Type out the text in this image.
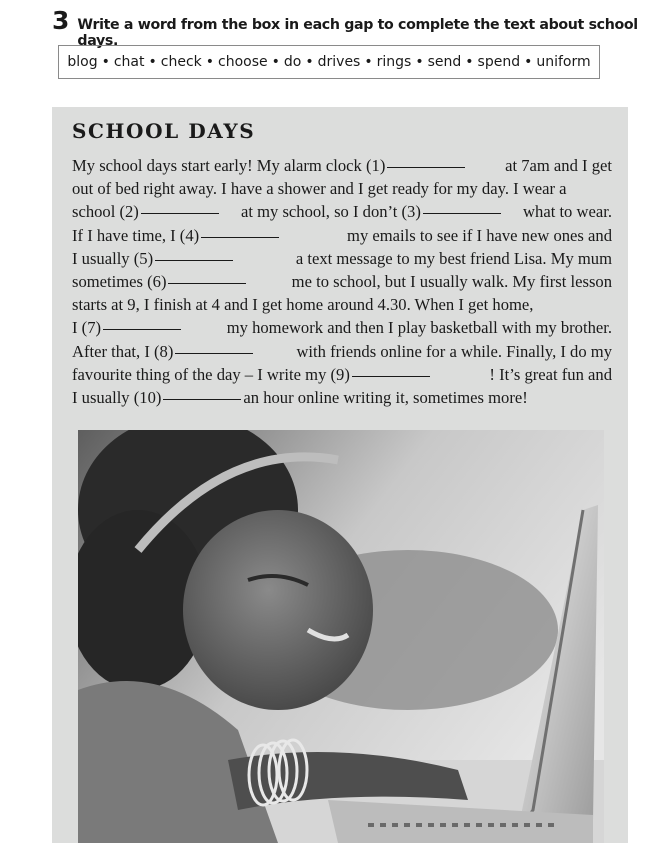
3 Write a word from the box in each gap to complete the text about school days.
blog • chat • check • choose • do • drives • rings • send • spend • uniform
SCHOOL DAYS
My school days start early! My alarm clock (1)	at 7am and I get
out of bed right away. I have a shower and I get ready for my day. I wear a
school (2)	at my school, so I don’t (3)	what to wear.
If I have time, I (4)	my emails to see if I have new ones and
I usually (5)	a text message to my best friend Lisa. My mum
sometimes (6)	me to school, but I usually walk. My first lesson
starts at 9, I finish at 4 and I get home around 4.30. When I get home,
I (7)	my homework and then I play basketball with my brother.
After that, I (8)	with friends online for a while. Finally, I do my
favourite thing of the day – I write my (9)	! It’s great fun and
I usually (10)	an hour online writing it, sometimes more!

******************************

◆ **What the task asks**: Restate the records above in full, word for word. Keep pictures out.

◆ **The output**:
Type out the text in this image.
3 Write a word from the box in each gap to complete the text about school days.
blog • chat • check • choose • do • drives • rings • send • spend • uniform
SCHOOL DAYS
My school days start early! My alarm clock (1)	at 7am and I get
out of bed right away. I have a shower and I get ready for my day. I wear a
school (2)	at my school, so I don’t (3)	what to wear.
If I have time, I (4)	my emails to see if I have new ones and
I usually (5)	a text message to my best friend Lisa. My mum
sometimes (6)	me to school, but I usually walk. My first lesson
starts at 9, I finish at 4 and I get home around 4.30. When I get home,
I (7)	my homework and then I play basketball with my brother.
After that, I (8)	with friends online for a while. Finally, I do my
favourite thing of the day – I write my (9)	! It’s great fun and
I usually (10)	an hour online writing it, sometimes more!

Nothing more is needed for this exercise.